DOCUMENT EXTRACT –
..........

Trinity: I tried to explain the concepts I was using (such as the idea of the 'position' of the subject) as much a possible given that it was a blog comment. I'm sorry if you feel that I didn't succeed, although I think accusing me of trying to be a show-off is unfair and unhelpful.

I'm not sure the guy was trying to use Zizek in particular, more likely that given the length of his ranting he was bound to gesture towards a semi-coherent point somewhere within it in. What I took him to be trying to get at is the idea that insofar as someone's identity is conceived in explicit opposition to the mainstream then that allows them to stake out a position with a special sort of currency and claim to recognition. Obviously, there are ways of taking this position that are reactionary (e.g. as anti-multicultural, anti-gay rights, etc.) as well as more progressive (e.g. as a call for a universalist rather than fractured political or cultural agenda).

As for the notion of a specifically women's speech and writing (Cixous' 'écriture féminine' and all that), I tend to associate that with French psychoanalytic feminism, which seems at best to be ambiguously placed in relation to the second-wave in general. So, I'm not sure quite how incoherent taking such a line is in terms of his overall position. Though perhaps I'm overlooking similar trends within second-wave feminism that he'd want to align himself with. I'd have thought that was the least of that guy's worries though.

thene said...

"To be Vanilla is not just to be normative, it is to be banished wholesale from the new process of identity-politicking that favors choice: Vanilla people have none and are forced to derive their class-based identity from outside opinion, whether they are receptive of the outcome or not. Whereas identities that resulted in nonstandard or exotic “flavors” were once a liability (as it continues to be for those existing in, and under, traditional minority categories), today they are more often than not the result of privilege as it is upwardly mobile and highly educated whites who are most able to carve out for themselves a non-Vanilla identity while simultaneously working to buttress the myth of Vanilla to and append it to their social competitors."

Um. I'm walking straight into Godwin territory here, but am I the only one who's slightly reminded of the sort of tone anti-Semitism takes here? All these 'upwardly-mobile, highly educated' people who've got their own culture and their own way of speaking, lurking in our midst and, ohnoez, having the gall to talk among themselves about everyone else?

Not suggesting there's any connection between the two, only that both seem to be motivated by jealousy/insecurity/fear of the Other.

I'm really not following how people like you are supposed to have RUINED sex for people like me by using the word 'vanilla'. (Sheila Jeffreys also makes no sense on this point). I think that one thing the OP said was true - that identities, especially when applied to others, don't describe specific acts. He's as wrong to equate missionary with vanilla (surely many vanilla people aren't crazy about missionary?) as I would be to equate any particular act with kink. Identity doesn't work that way, and neither does orientation, etc.

..........

[Layout element annotations]
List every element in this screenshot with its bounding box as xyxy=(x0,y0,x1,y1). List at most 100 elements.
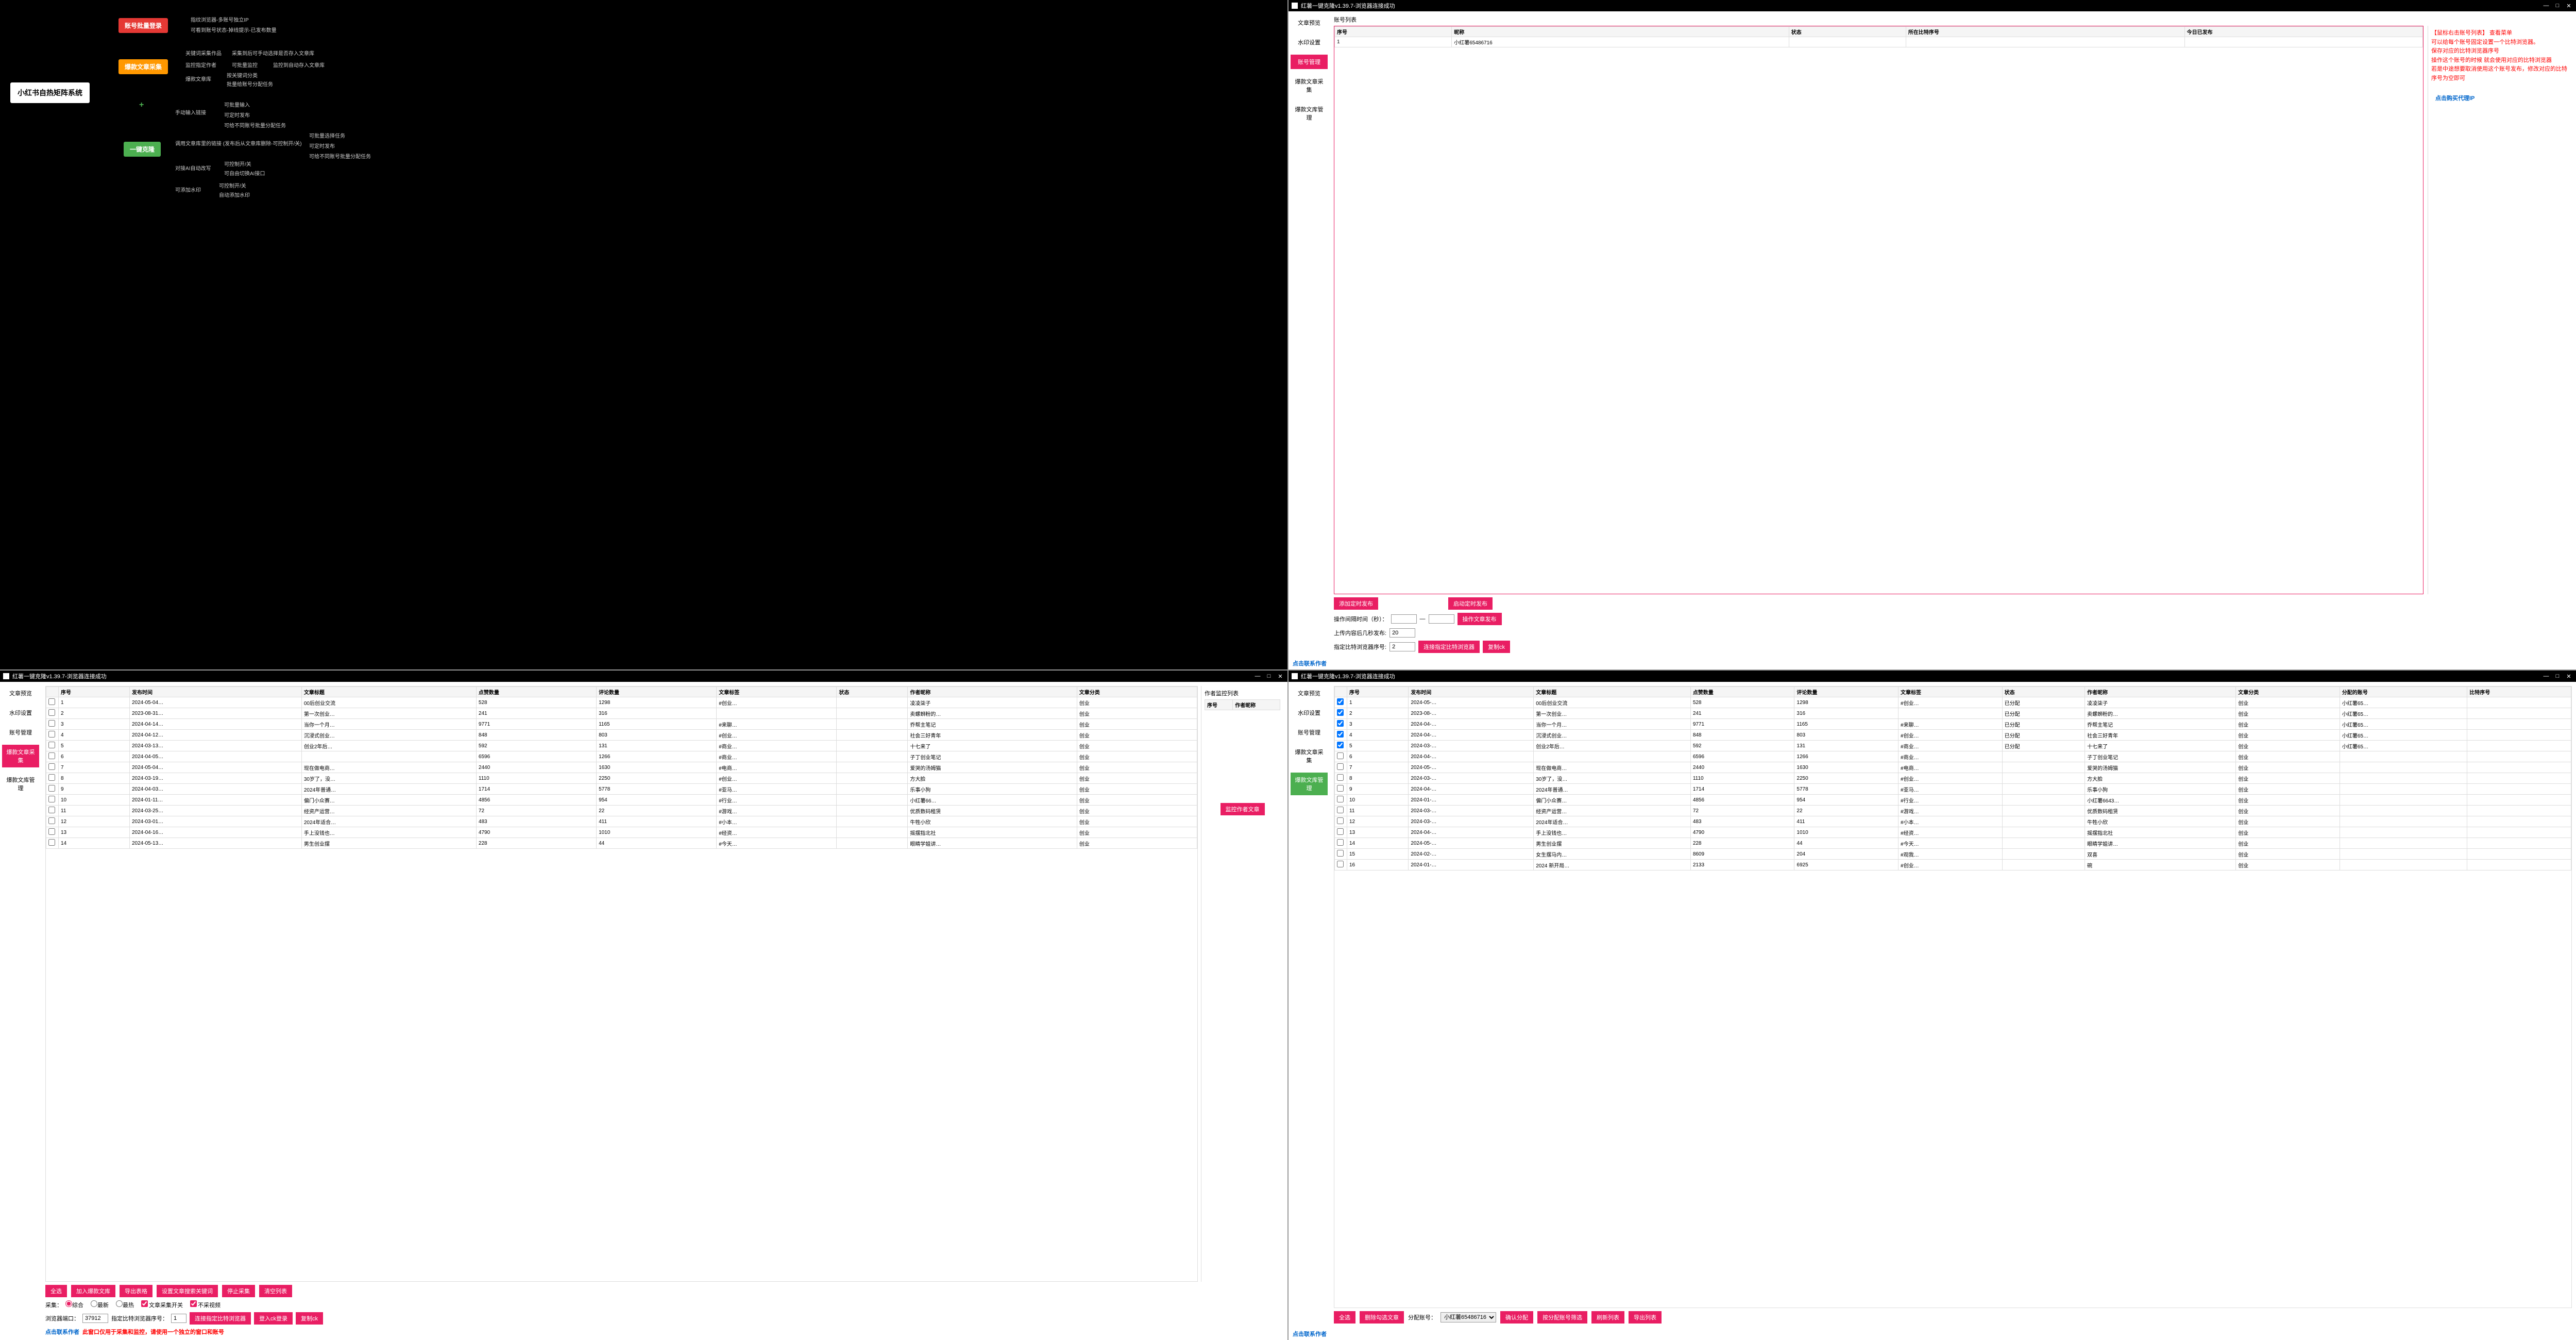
row-checkbox[interactable] xyxy=(48,774,55,781)
table-row[interactable]: 122024-03-01…2024年适合…483411#小本…牛牲小欣创业 xyxy=(46,816,1197,827)
sidebar-item-library[interactable]: 爆款文库管理 xyxy=(2,773,39,795)
copy-ck-button[interactable]: 复制ck xyxy=(296,1312,323,1325)
add-timer-button[interactable]: 添加定时发布 xyxy=(1334,597,1378,610)
close-button[interactable]: ✕ xyxy=(2565,672,2573,680)
refresh-button[interactable]: 刷新列表 xyxy=(1591,1311,1624,1324)
table-row[interactable]: 92024-04-…2024年普通…17145778#亚马…乐事小狗创业 xyxy=(1335,784,2571,795)
radio-hottest[interactable]: 最热 xyxy=(116,1300,134,1309)
sidebar-item-collect[interactable]: 爆款文章采集 xyxy=(1291,745,1328,767)
table-row[interactable]: 82024-03-…30岁了，没…11102250#创业…方大脸创业 xyxy=(1335,773,2571,784)
row-checkbox[interactable] xyxy=(48,796,55,802)
row-checkbox[interactable] xyxy=(48,828,55,835)
select-all-button[interactable]: 全选 xyxy=(1334,1311,1355,1324)
radio-comprehensive[interactable]: 综合 xyxy=(65,1300,83,1309)
radio-newest[interactable]: 最新 xyxy=(91,1300,109,1309)
table-row[interactable]: 72024-05-04…现在做电商…24401630#电商…爱哭的汤姆猫创业 xyxy=(46,762,1197,773)
table-row[interactable]: 82024-03-19…30岁了，没…11102250#创业…方大脸创业 xyxy=(46,773,1197,784)
minimize-button[interactable]: — xyxy=(1253,672,1262,680)
copy-ck-button[interactable]: 复制ck xyxy=(1483,641,1510,653)
table-row[interactable]: 32024-04-…当你一个月…97711165#来聊…已分配乔帮主笔记创业小红… xyxy=(1335,719,2571,730)
sidebar-item-watermark[interactable]: 水印设置 xyxy=(2,706,39,720)
no-video-checkbox[interactable]: 不采视频 xyxy=(190,1300,221,1309)
sidebar-item-collect[interactable]: 爆款文章采集 xyxy=(2,745,39,767)
table-row[interactable]: 32024-04-14…当你一个月…97711165#来聊…乔帮主笔记创业 xyxy=(46,719,1197,730)
row-checkbox[interactable] xyxy=(48,731,55,738)
row-checkbox[interactable] xyxy=(1337,807,1344,813)
table-row[interactable]: 42024-04-…沉浸式创业…848803#创业…已分配社会三好青年创业小红薯… xyxy=(1335,730,2571,741)
row-checkbox[interactable] xyxy=(1337,850,1344,857)
set-keyword-button[interactable]: 设置文章搜索关键词 xyxy=(157,1285,218,1297)
row-checkbox[interactable] xyxy=(1337,796,1344,802)
row-checkbox[interactable] xyxy=(48,839,55,846)
clear-list-button[interactable]: 清空列表 xyxy=(259,1285,292,1297)
row-checkbox[interactable] xyxy=(1337,763,1344,770)
row-checkbox[interactable] xyxy=(48,785,55,792)
row-checkbox[interactable] xyxy=(48,807,55,813)
sidebar-item-preview[interactable]: 文章预览 xyxy=(2,686,39,700)
port-input[interactable] xyxy=(82,1314,108,1323)
browser-index-input[interactable] xyxy=(171,1314,187,1323)
minimize-button[interactable]: — xyxy=(2542,672,2550,680)
maximize-button[interactable]: □ xyxy=(2553,672,2562,680)
row-checkbox[interactable] xyxy=(1337,709,1344,716)
table-row[interactable]: 132024-04-16…手上没钱也…47901010#经资…摇摆指北社创业 xyxy=(46,827,1197,838)
sidebar-item-watermark[interactable]: 水印设置 xyxy=(1291,706,1328,720)
row-checkbox[interactable] xyxy=(48,817,55,824)
sidebar-item-account[interactable]: 账号管理 xyxy=(1291,55,1328,69)
sidebar-item-preview[interactable]: 文章预览 xyxy=(1291,686,1328,700)
table-row[interactable]: 62024-04-05…65961266#商业…子丁创业笔记创业 xyxy=(46,751,1197,762)
table-row[interactable]: 52024-03-13…创业2年后…592131#商业…十七来了创业 xyxy=(46,741,1197,751)
confirm-assign-button[interactable]: 确认分配 xyxy=(1500,1311,1533,1324)
table-row[interactable]: 72024-05-…现在做电商…24401630#电商…爱哭的汤姆猫创业 xyxy=(1335,762,2571,773)
table-row[interactable]: 22023-08-31…第一次创业…241316卖螺蛳粉的…创业 xyxy=(46,708,1197,719)
table-row[interactable]: 152024-02-…女生摆马内…8609204#观我…双喜创业 xyxy=(1335,849,2571,860)
table-row[interactable]: 42024-04-12…沉浸式创业…848803#创业…社会三好青年创业 xyxy=(46,730,1197,741)
table-row[interactable]: 52024-03-…创业2年后…592131#商业…已分配十七来了创业小红薯65… xyxy=(1335,741,2571,751)
sidebar-item-account[interactable]: 账号管理 xyxy=(1291,725,1328,740)
collect-switch-checkbox[interactable]: 文章采集开关 xyxy=(141,1300,183,1309)
filter-button[interactable]: 按分配账号筛选 xyxy=(1537,1311,1587,1324)
export-button[interactable]: 导出列表 xyxy=(1629,1311,1662,1324)
row-checkbox[interactable] xyxy=(48,763,55,770)
stop-collect-button[interactable]: 停止采集 xyxy=(222,1285,255,1297)
connect-browser-button[interactable]: 连接指定比特浏览器 xyxy=(190,1312,251,1325)
export-button[interactable]: 导出表格 xyxy=(120,1285,152,1297)
op-publish-button[interactable]: 操作文章发布 xyxy=(1458,613,1502,625)
connect-browser-button[interactable]: 连接指定比特浏览器 xyxy=(1418,641,1480,653)
row-checkbox[interactable] xyxy=(1337,785,1344,792)
start-timer-button[interactable]: 启动定时发布 xyxy=(1448,597,1493,610)
login-ck-button[interactable]: 登入ck登录 xyxy=(254,1312,293,1325)
table-row[interactable]: 12024-05-04…00后创业交流5281298#创业…凌凌柒子创业 xyxy=(46,697,1197,708)
row-checkbox[interactable] xyxy=(1337,774,1344,781)
table-row[interactable]: 132024-04-…手上没钱也…47901010#经资…摇摆指北社创业 xyxy=(1335,827,2571,838)
delete-selected-button[interactable]: 删除勾选文章 xyxy=(1360,1311,1404,1324)
row-checkbox[interactable] xyxy=(48,709,55,716)
browser-index-input[interactable] xyxy=(1389,642,1415,651)
table-row[interactable]: 142024-05-…男生创业摆22844#今天…眼睛学姐讲…创业 xyxy=(1335,838,2571,849)
sidebar-item-preview[interactable]: 文章预览 xyxy=(1291,15,1328,30)
table-row[interactable]: 112024-03-…经资产运营…7222#游戏…优质数码租赁创业 xyxy=(1335,806,2571,816)
sidebar-item-watermark[interactable]: 水印设置 xyxy=(1291,35,1328,49)
table-row[interactable]: 92024-04-03…2024年普通…17145778#亚马…乐事小狗创业 xyxy=(46,784,1197,795)
close-button[interactable]: ✕ xyxy=(1276,672,1284,680)
upload-delay-input[interactable] xyxy=(1389,628,1415,638)
minimize-button[interactable]: — xyxy=(2542,2,2550,10)
maximize-button[interactable]: □ xyxy=(1265,672,1273,680)
interval-max-input[interactable] xyxy=(1429,614,1454,624)
table-row[interactable]: 22023-08-…第一次创业…241316已分配卖螺蛳粉的…创业小红薯65… xyxy=(1335,708,2571,719)
table-row[interactable]: 112024-03-25…经资产运营…7222#游戏…优质数码租赁创业 xyxy=(46,806,1197,816)
add-library-button[interactable]: 加入爆款文库 xyxy=(71,1285,115,1297)
sidebar-item-library[interactable]: 爆款文库管理 xyxy=(1291,773,1328,795)
add-node-icon[interactable]: + xyxy=(139,100,144,110)
maximize-button[interactable]: □ xyxy=(2553,2,2562,10)
sidebar-item-account[interactable]: 账号管理 xyxy=(2,725,39,740)
proxy-link[interactable]: 点击购买代理IP xyxy=(2435,94,2565,102)
row-checkbox[interactable] xyxy=(48,742,55,748)
table-row[interactable]: 122024-03-…2024年适合…483411#小本…牛牲小欣创业 xyxy=(1335,816,2571,827)
row-checkbox[interactable] xyxy=(1337,839,1344,846)
table-row[interactable]: 102024-01-11…偏门小众赛…4856954#行业…小红薯66…创业 xyxy=(46,795,1197,806)
row-checkbox[interactable] xyxy=(48,720,55,727)
row-checkbox[interactable] xyxy=(48,752,55,759)
row-checkbox[interactable] xyxy=(1337,720,1344,727)
sidebar-item-library[interactable]: 爆款文库管理 xyxy=(1291,102,1328,125)
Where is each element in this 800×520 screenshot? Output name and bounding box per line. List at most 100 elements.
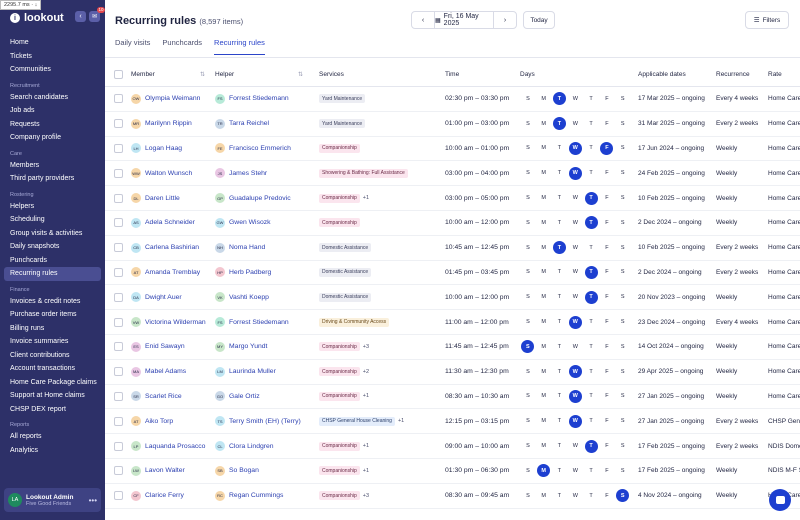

..........

TASK REQUIREMENTS – Repeat word for word the part of the comment thread about vanilla identity starting with "Trinity: I tried" and going on through "unfair and unhelpful.".

PROBLEM SOLUTION –
Trinity: I tried to explain the concepts I was using (such as the idea of the 'position' of the subject) as much a possible given that it was a blog comment. I'm sorry if you feel that I didn't succeed, although I think accusing me of trying to be a show-off is unfair and unhelpful.